Source records

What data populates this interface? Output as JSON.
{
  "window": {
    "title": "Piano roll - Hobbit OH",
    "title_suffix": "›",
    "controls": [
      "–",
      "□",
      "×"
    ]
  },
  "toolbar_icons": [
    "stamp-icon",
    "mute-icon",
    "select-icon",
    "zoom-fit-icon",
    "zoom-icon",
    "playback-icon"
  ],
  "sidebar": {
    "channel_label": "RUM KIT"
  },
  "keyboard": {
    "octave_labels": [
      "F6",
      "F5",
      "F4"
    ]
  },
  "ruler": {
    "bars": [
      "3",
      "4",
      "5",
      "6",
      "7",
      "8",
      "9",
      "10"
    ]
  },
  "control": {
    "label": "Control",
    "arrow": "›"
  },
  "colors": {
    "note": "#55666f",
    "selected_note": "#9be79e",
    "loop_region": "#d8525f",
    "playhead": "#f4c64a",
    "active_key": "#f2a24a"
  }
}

Requirement => Output the records above in their entirety, exactly.

Solution =>
What data populates this interface? Output as JSON.
{
  "window": {
    "title": "Piano roll - Hobbit OH",
    "title_suffix": "›",
    "controls": [
      "–",
      "□",
      "×"
    ]
  },
  "toolbar_icons": [
    "stamp-icon",
    "mute-icon",
    "select-icon",
    "zoom-fit-icon",
    "zoom-icon",
    "playback-icon"
  ],
  "sidebar": {
    "channel_label": "RUM KIT"
  },
  "keyboard": {
    "octave_labels": [
      "F6",
      "F5",
      "F4"
    ]
  },
  "ruler": {
    "bars": [
      "3",
      "4",
      "5",
      "6",
      "7",
      "8",
      "9",
      "10"
    ]
  },
  "control": {
    "label": "Control",
    "arrow": "›"
  },
  "colors": {
    "note": "#55666f",
    "selected_note": "#9be79e",
    "loop_region": "#d8525f",
    "playhead": "#f4c64a",
    "active_key": "#f2a24a"
  }
}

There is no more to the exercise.